● **SUPPLIED DATA**:
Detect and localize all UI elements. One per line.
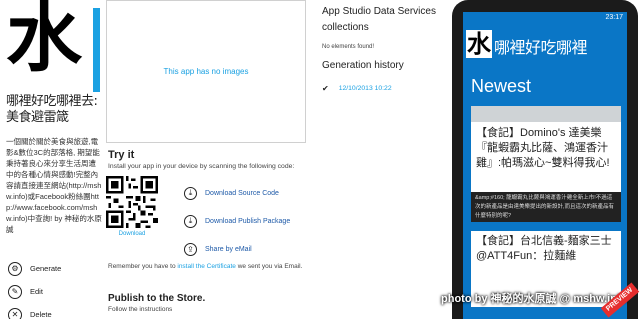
publish-heading: Publish to the Store.: [108, 293, 206, 304]
no-images-text: This app has no images: [163, 67, 249, 76]
app-actions: ⚙ Generate ✎ Edit ✕ Delete: [8, 257, 98, 319]
reminder-suffix: we sent you via Email.: [235, 263, 303, 270]
data-services-heading: App Studio Data Services collections: [322, 6, 436, 33]
download-source-code-label: Download Source Code: [205, 189, 279, 197]
publish-instructions: Follow the instructions: [108, 306, 173, 313]
generate-button[interactable]: ⚙ Generate: [8, 257, 98, 280]
download-publish-package-button[interactable]: ⤓ Download Publish Package: [184, 207, 304, 235]
phone-app-title: 哪裡好吃哪裡: [494, 38, 588, 57]
app-title: 哪裡好吃哪裡去:美食避雷箴: [6, 94, 98, 125]
generation-date: 12/10/2013 10:22: [338, 85, 392, 92]
generation-entry[interactable]: ✔ 12/10/2013 10:22: [322, 84, 392, 93]
share-by-email-label: Share by eMail: [205, 245, 252, 253]
download-icon: ⤓: [184, 214, 197, 228]
delete-button[interactable]: ✕ Delete: [8, 303, 98, 319]
app-description: 一個關於關於美食與旅遊,電影&數位3C的部落格, 期望能秉持著良心來分享生活周遭…: [6, 137, 102, 234]
logo-accent-bar: [93, 8, 100, 92]
certificate-reminder: Remember you have to install the Certifi…: [108, 262, 328, 272]
download-icon: ⤓: [184, 186, 197, 200]
generate-label: Generate: [30, 264, 62, 273]
phone-app-logo: 水: [466, 29, 492, 58]
edit-label: Edit: [30, 287, 43, 296]
generation-history-heading: Generation history: [322, 60, 404, 71]
photo-watermark: photo by 神秘的水原誠 @ mshw.info: [441, 293, 628, 305]
download-source-code-button[interactable]: ⤓ Download Source Code: [184, 179, 304, 207]
phone-section-title: Newest: [471, 76, 532, 96]
download-options: ⤓ Download Source Code ⤓ Download Publis…: [184, 179, 304, 263]
pencil-icon: ✎: [8, 284, 22, 299]
app-logo: 水: [6, 0, 100, 92]
download-publish-package-label: Download Publish Package: [205, 217, 291, 225]
qr-download-link[interactable]: Download: [106, 231, 158, 237]
phone-article-card[interactable]: 【食記】Domino's 達美樂『龍蝦霸丸比薩、鴻運香汁雞』:帕瑪滋心~雙料得我…: [471, 122, 621, 222]
app-info-panel: 水 哪裡好吃哪裡去:美食避雷箴 一個關於關於美食與旅遊,電影&數位3C的部落格,…: [0, 0, 102, 319]
share-icon: ⇪: [184, 242, 197, 256]
phone-status-time: 23:17: [605, 14, 623, 21]
try-it-heading: Try it: [108, 149, 135, 161]
reminder-prefix: Remember you have to: [108, 263, 178, 270]
gear-icon: ⚙: [8, 261, 22, 276]
app-images-box: This app has no images: [106, 0, 306, 143]
app-logo-char: 水: [6, 0, 82, 82]
trash-icon: ✕: [8, 307, 22, 319]
share-by-email-button[interactable]: ⇪ Share by eMail: [184, 235, 304, 263]
data-services-empty: No elements found!: [322, 44, 375, 50]
qr-code[interactable]: [106, 176, 158, 228]
install-certificate-link[interactable]: install the Certificate: [177, 263, 236, 270]
try-it-subtitle: Install your app in your device by scann…: [108, 163, 295, 170]
check-icon: ✔: [322, 84, 329, 93]
delete-label: Delete: [30, 310, 52, 319]
article-title: 【食記】Domino's 達美樂『龍蝦霸丸比薩、鴻運香汁雞』:帕瑪滋心~雙料得我…: [476, 127, 610, 169]
article-title: 【食記】台北信義-麵家三士@ATT4Fun：拉麵維: [476, 235, 612, 262]
article-excerpt: &amp;#160; 龍蝦霸丸比薩與鴻運香汁雞全新上市!不過這次的新產品是由達美…: [471, 192, 621, 222]
edit-button[interactable]: ✎ Edit: [8, 280, 98, 303]
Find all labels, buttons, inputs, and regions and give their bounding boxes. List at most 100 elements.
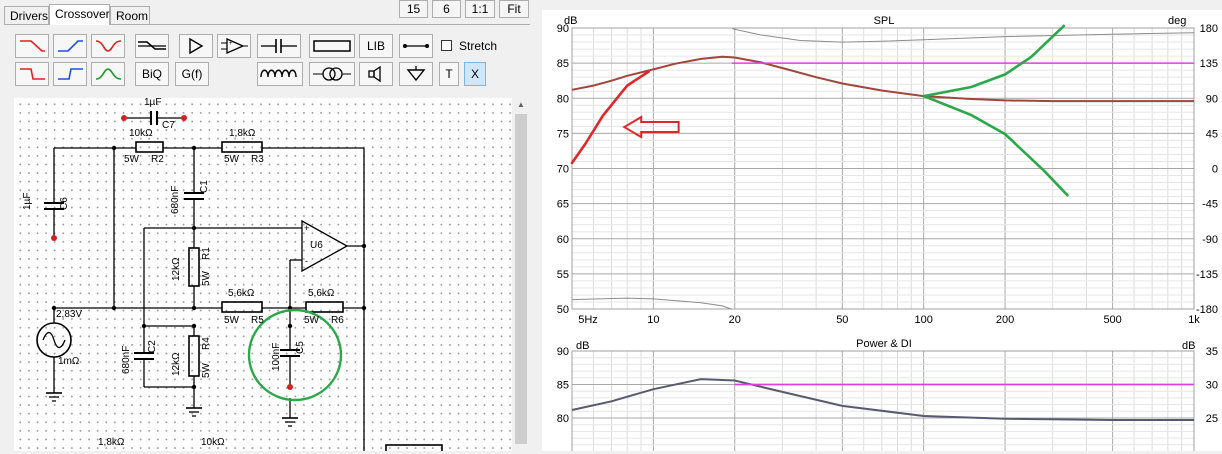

● **THE REQUEST**:
Convert the listing above into a numbered list with one line per item, skipping any blank lines. Leave out the picture placeholder lines.

● **REPLY TO THE EXERCISE**:
1. Detect and localize all UI elements. One per line.
2. publish-heading: Publish to the Store.: [108, 293, 206, 304]
3. no-images-text: This app has no images: [163, 67, 249, 76]
4. app-actions: ⚙ Generate ✎ Edit ✕ Delete: [8, 257, 98, 319]
5. reminder-suffix: we sent you via Email.: [235, 263, 303, 270]
6. data-services-heading: App Studio Data Services collections: [322, 6, 436, 33]
7. download-source-code-label: Download Source Code: [205, 189, 279, 197]
8. publish-instructions: Follow the instructions: [108, 306, 173, 313]
9. generate-button[interactable]: ⚙ Generate: [8, 257, 98, 280]
10. download-publish-package-button[interactable]: ⤓ Download Publish Package: [184, 207, 304, 235]
11. phone-app-title: 哪裡好吃哪裡: [494, 38, 588, 57]
12. app-title: 哪裡好吃哪裡去:美食避雷箴: [6, 94, 98, 125]
13. generation-date: 12/10/2013 10:22: [338, 85, 392, 92]
14. generation-entry[interactable]: ✔ 12/10/2013 10:22: [322, 84, 392, 93]
15. share-by-email-label: Share by eMail: [205, 245, 252, 253]
16. download-icon: ⤓: [184, 214, 197, 228]
17. delete-button[interactable]: ✕ Delete: [8, 303, 98, 319]
18. app-description: 一個關於關於美食與旅遊,電影&數位3C的部落格, 期望能秉持著良心來分享生活周遭…: [6, 137, 102, 234]
19. logo-accent-bar: [93, 8, 100, 92]
20. certificate-reminder: Remember you have to install the Certifi…: [108, 262, 328, 272]
21. download-icon: ⤓: [184, 186, 197, 200]
22. generate-label: Generate: [30, 264, 62, 273]
23. phone-app-logo: 水: [466, 29, 492, 58]
24. edit-label: Edit: [30, 287, 43, 296]
25. generation-history-heading: Generation history: [322, 60, 404, 71]
26. photo-watermark: photo by 神秘的水原誠 @ mshw.info: [441, 293, 628, 305]
27. download-source-code-button[interactable]: ⤓ Download Source Code: [184, 179, 304, 207]
28. phone-section-title: Newest: [471, 76, 532, 96]
29. download-options: ⤓ Download Source Code ⤓ Download Publis…: [184, 179, 304, 263]
30. pencil-icon: ✎: [8, 284, 22, 299]
31. app-logo: 水: [6, 0, 100, 92]
32. download-publish-package-label: Download Publish Package: [205, 217, 291, 225]
33. qr-download-link[interactable]: Download: [106, 231, 158, 237]
34. phone-article-card[interactable]: 【食記】Domino's 達美樂『龍蝦霸丸比薩、鴻運香汁雞』:帕瑪滋心~雙料得我…: [471, 122, 621, 222]
35. app-info-panel: 水 哪裡好吃哪裡去:美食避雷箴 一個關於關於美食與旅遊,電影&數位3C的部落格,…: [0, 0, 102, 319]
36. share-icon: ⇪: [184, 242, 197, 256]
37. phone-status-time: 23:17: [605, 14, 623, 21]
38. try-it-heading: Try it: [108, 149, 135, 161]
39. reminder-prefix: Remember you have to: [108, 263, 178, 270]
40. gear-icon: ⚙: [8, 261, 22, 276]
41. app-images-box: This app has no images: [106, 0, 306, 143]
42. app-logo-char: 水: [6, 0, 82, 82]
43. trash-icon: ✕: [8, 307, 22, 319]
44. share-by-email-button[interactable]: ⇪ Share by eMail: [184, 235, 304, 263]
45. data-services-empty: No elements found!: [322, 44, 375, 50]
46. qr-code[interactable]: [106, 176, 158, 228]
47. install-certificate-link[interactable]: install the Certificate: [177, 263, 236, 270]
48. try-it-subtitle: Install your app in your device by scann…: [108, 163, 295, 170]
49. check-icon: ✔: [322, 84, 329, 93]
50. delete-label: Delete: [30, 310, 52, 319]
51. article-title: 【食記】Domino's 達美樂『龍蝦霸丸比薩、鴻運香汁雞』:帕瑪滋心~雙料得我…: [476, 127, 610, 169]
52. article-title: 【食記】台北信義-麵家三士@ATT4Fun：拉麵維: [476, 235, 612, 262]
53. article-excerpt: &amp;#160; 龍蝦霸丸比薩與鴻運香汁雞全新上市!不過這次的新產品是由達美…: [471, 192, 621, 222]
54. edit-button[interactable]: ✎ Edit: [8, 280, 98, 303]
55. Find all labels, buttons, inputs, and regions and give their bounding boxes. List at most 100 elements.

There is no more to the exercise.